Input for this task:
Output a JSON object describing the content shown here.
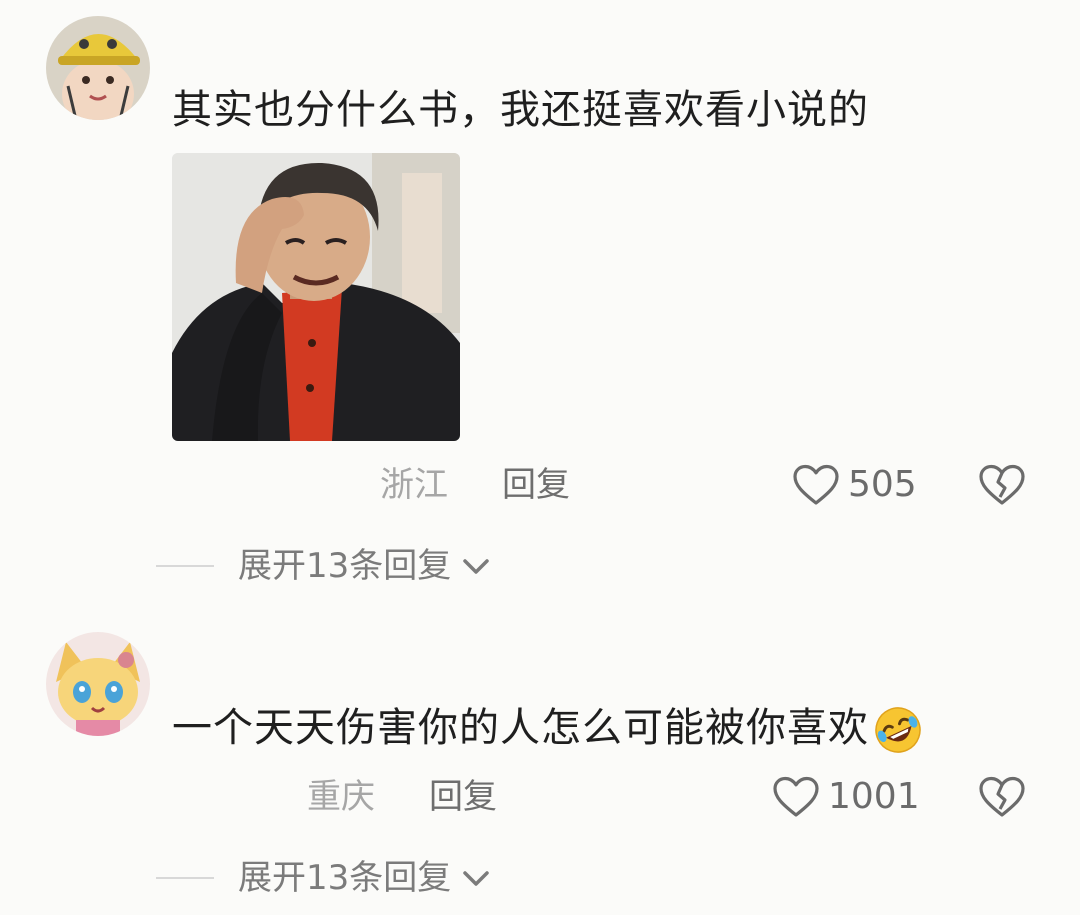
{
  "comments": [
    {
      "text": "其实也分什么书，我还挺喜欢看小说的",
      "location": "浙江",
      "reply_label": "回复",
      "like_count": "505",
      "expand_label": "展开13条回复"
    },
    {
      "text": "一个天天伤害你的人怎么可能被你喜欢",
      "location": "重庆",
      "reply_label": "回复",
      "like_count": "1001",
      "expand_label": "展开13条回复"
    }
  ],
  "icons": {
    "like": "heart-outline-icon",
    "dislike": "broken-heart-icon",
    "expand": "chevron-down-icon",
    "emoji": "rofl-emoji-icon"
  },
  "colors": {
    "background": "#fbfbf9",
    "text": "#1f1f1f",
    "secondary": "#6e6e6e",
    "muted": "#a6a6a6"
  }
}
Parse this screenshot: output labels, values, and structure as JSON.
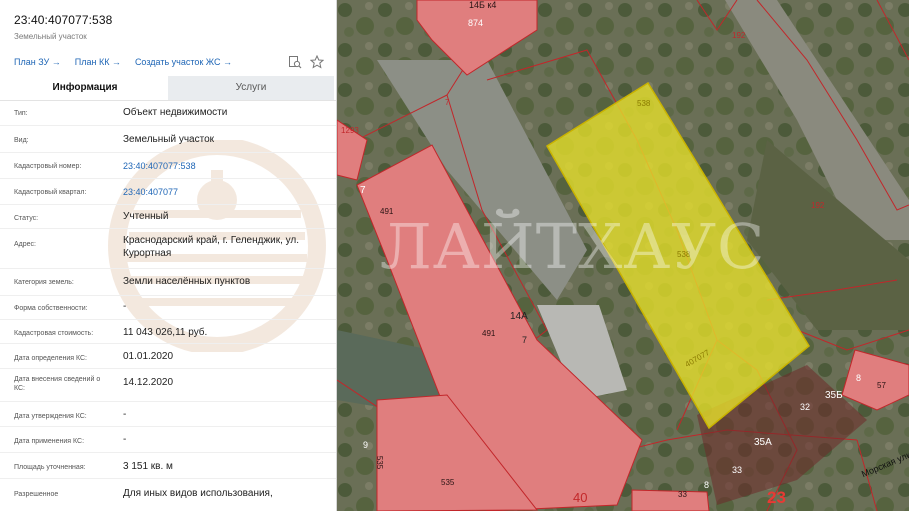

Aim of the exercise:
Copy out all of the material exactly as written, without its pictures.

Response to this exercise:
Output a JSON object describing the content shown here.
{
  "comments": [
    {
      "text": "其实也分什么书，我还挺喜欢看小说的",
      "location": "浙江",
      "reply_label": "回复",
      "like_count": "505",
      "expand_label": "展开13条回复"
    },
    {
      "text": "一个天天伤害你的人怎么可能被你喜欢",
      "location": "重庆",
      "reply_label": "回复",
      "like_count": "1001",
      "expand_label": "展开13条回复"
    }
  ],
  "icons": {
    "like": "heart-outline-icon",
    "dislike": "broken-heart-icon",
    "expand": "chevron-down-icon",
    "emoji": "rofl-emoji-icon"
  },
  "colors": {
    "background": "#fbfbf9",
    "text": "#1f1f1f",
    "secondary": "#6e6e6e",
    "muted": "#a6a6a6"
  }
}
Parse this screenshot: output labels, values, and structure as JSON.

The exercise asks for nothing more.